GOAL OF THE EXERCISE =>
Give every line of the material again, exactly as written.

===== EXERCISE INPUT

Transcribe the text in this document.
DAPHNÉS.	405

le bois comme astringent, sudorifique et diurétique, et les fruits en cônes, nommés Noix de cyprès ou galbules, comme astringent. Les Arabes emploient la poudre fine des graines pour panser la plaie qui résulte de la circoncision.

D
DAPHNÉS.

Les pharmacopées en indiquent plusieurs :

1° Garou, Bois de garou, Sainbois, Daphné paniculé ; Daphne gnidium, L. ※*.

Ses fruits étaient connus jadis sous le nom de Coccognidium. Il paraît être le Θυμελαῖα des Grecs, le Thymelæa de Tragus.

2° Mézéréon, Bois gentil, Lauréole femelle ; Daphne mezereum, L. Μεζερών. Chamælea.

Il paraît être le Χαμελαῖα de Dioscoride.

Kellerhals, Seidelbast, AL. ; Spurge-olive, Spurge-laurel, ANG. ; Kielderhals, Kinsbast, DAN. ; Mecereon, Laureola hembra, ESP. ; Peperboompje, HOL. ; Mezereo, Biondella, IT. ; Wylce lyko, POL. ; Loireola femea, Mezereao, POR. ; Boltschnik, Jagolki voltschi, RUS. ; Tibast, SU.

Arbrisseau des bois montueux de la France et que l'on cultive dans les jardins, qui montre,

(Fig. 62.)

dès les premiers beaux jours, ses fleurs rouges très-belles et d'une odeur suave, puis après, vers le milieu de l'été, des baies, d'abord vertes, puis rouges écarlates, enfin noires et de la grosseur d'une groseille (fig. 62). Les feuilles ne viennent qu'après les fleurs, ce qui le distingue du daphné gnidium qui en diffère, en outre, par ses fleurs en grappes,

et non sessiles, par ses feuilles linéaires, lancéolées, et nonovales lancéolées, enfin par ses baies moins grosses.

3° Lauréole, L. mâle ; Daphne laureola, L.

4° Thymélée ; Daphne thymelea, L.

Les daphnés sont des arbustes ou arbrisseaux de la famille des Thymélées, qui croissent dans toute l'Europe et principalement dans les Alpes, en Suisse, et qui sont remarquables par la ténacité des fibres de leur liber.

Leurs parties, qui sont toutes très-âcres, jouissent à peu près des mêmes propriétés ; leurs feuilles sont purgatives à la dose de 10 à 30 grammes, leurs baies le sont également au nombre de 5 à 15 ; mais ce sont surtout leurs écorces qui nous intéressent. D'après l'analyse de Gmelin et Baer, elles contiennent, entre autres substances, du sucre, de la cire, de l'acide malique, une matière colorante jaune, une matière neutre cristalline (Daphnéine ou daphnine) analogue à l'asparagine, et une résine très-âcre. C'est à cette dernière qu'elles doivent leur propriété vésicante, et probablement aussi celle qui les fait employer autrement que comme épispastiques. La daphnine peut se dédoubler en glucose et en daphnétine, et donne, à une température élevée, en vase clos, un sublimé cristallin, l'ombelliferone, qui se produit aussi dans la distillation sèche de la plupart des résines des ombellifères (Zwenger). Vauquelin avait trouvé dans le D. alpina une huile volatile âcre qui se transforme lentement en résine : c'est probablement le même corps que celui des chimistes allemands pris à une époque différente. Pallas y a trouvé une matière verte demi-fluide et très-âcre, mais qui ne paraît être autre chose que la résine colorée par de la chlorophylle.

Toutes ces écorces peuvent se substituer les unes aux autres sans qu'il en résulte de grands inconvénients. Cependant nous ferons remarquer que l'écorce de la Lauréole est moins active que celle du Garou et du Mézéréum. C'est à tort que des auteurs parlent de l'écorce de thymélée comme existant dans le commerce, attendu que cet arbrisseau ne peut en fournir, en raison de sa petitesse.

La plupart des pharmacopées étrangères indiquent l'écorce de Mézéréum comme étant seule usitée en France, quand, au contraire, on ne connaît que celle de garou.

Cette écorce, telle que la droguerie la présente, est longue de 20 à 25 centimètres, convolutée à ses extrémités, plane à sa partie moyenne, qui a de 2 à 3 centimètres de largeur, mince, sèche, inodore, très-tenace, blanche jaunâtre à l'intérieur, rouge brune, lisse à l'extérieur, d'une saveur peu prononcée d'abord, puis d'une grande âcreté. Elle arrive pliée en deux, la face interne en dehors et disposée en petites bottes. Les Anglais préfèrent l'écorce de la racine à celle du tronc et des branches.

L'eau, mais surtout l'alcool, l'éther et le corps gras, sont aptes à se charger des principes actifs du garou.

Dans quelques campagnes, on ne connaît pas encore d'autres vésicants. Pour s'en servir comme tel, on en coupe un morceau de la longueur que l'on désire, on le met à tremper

==========

EXERCISE RESPONSE =>
Transcribe the text in this document.
DAPHNÉS.	405

le bois comme astringent, sudorifique et diurétique, et les fruits en cônes, nommés Noix de cyprès ou galbules, comme astringent. Les Arabes emploient la poudre fine des graines pour panser la plaie qui résulte de la circoncision.

D
DAPHNÉS.

Les pharmacopées en indiquent plusieurs :

1° Garou, Bois de garou, Sainbois, Daphné paniculé ; Daphne gnidium, L. ※*.

Ses fruits étaient connus jadis sous le nom de Coccognidium. Il paraît être le Θυμελαῖα des Grecs, le Thymelæa de Tragus.

2° Mézéréon, Bois gentil, Lauréole femelle ; Daphne mezereum, L. Μεζερών. Chamælea.

Il paraît être le Χαμελαῖα de Dioscoride.

Kellerhals, Seidelbast, AL. ; Spurge-olive, Spurge-laurel, ANG. ; Kielderhals, Kinsbast, DAN. ; Mecereon, Laureola hembra, ESP. ; Peperboompje, HOL. ; Mezereo, Biondella, IT. ; Wylce lyko, POL. ; Loireola femea, Mezereao, POR. ; Boltschnik, Jagolki voltschi, RUS. ; Tibast, SU.

Arbrisseau des bois montueux de la France et que l'on cultive dans les jardins, qui montre,

(Fig. 62.)

dès les premiers beaux jours, ses fleurs rouges très-belles et d'une odeur suave, puis après, vers le milieu de l'été, des baies, d'abord vertes, puis rouges écarlates, enfin noires et de la grosseur d'une groseille (fig. 62). Les feuilles ne viennent qu'après les fleurs, ce qui le distingue du daphné gnidium qui en diffère, en outre, par ses fleurs en grappes,

et non sessiles, par ses feuilles linéaires, lancéolées, et nonovales lancéolées, enfin par ses baies moins grosses.

3° Lauréole, L. mâle ; Daphne laureola, L.

4° Thymélée ; Daphne thymelea, L.

Les daphnés sont des arbustes ou arbrisseaux de la famille des Thymélées, qui croissent dans toute l'Europe et principalement dans les Alpes, en Suisse, et qui sont remarquables par la ténacité des fibres de leur liber.

Leurs parties, qui sont toutes très-âcres, jouissent à peu près des mêmes propriétés ; leurs feuilles sont purgatives à la dose de 10 à 30 grammes, leurs baies le sont également au nombre de 5 à 15 ; mais ce sont surtout leurs écorces qui nous intéressent. D'après l'analyse de Gmelin et Baer, elles contiennent, entre autres substances, du sucre, de la cire, de l'acide malique, une matière colorante jaune, une matière neutre cristalline (Daphnéine ou daphnine) analogue à l'asparagine, et une résine très-âcre. C'est à cette dernière qu'elles doivent leur propriété vésicante, et probablement aussi celle qui les fait employer autrement que comme épispastiques. La daphnine peut se dédoubler en glucose et en daphnétine, et donne, à une température élevée, en vase clos, un sublimé cristallin, l'ombelliferone, qui se produit aussi dans la distillation sèche de la plupart des résines des ombellifères (Zwenger). Vauquelin avait trouvé dans le D. alpina une huile volatile âcre qui se transforme lentement en résine : c'est probablement le même corps que celui des chimistes allemands pris à une époque différente. Pallas y a trouvé une matière verte demi-fluide et très-âcre, mais qui ne paraît être autre chose que la résine colorée par de la chlorophylle.

Toutes ces écorces peuvent se substituer les unes aux autres sans qu'il en résulte de grands inconvénients. Cependant nous ferons remarquer que l'écorce de la Lauréole est moins active que celle du Garou et du Mézéréum. C'est à tort que des auteurs parlent de l'écorce de thymélée comme existant dans le commerce, attendu que cet arbrisseau ne peut en fournir, en raison de sa petitesse.

La plupart des pharmacopées étrangères indiquent l'écorce de Mézéréum comme étant seule usitée en France, quand, au contraire, on ne connaît que celle de garou.

Cette écorce, telle que la droguerie la présente, est longue de 20 à 25 centimètres, convolutée à ses extrémités, plane à sa partie moyenne, qui a de 2 à 3 centimètres de largeur, mince, sèche, inodore, très-tenace, blanche jaunâtre à l'intérieur, rouge brune, lisse à l'extérieur, d'une saveur peu prononcée d'abord, puis d'une grande âcreté. Elle arrive pliée en deux, la face interne en dehors et disposée en petites bottes. Les Anglais préfèrent l'écorce de la racine à celle du tronc et des branches.

L'eau, mais surtout l'alcool, l'éther et le corps gras, sont aptes à se charger des principes actifs du garou.

Dans quelques campagnes, on ne connaît pas encore d'autres vésicants. Pour s'en servir comme tel, on en coupe un morceau de la longueur que l'on désire, on le met à tremper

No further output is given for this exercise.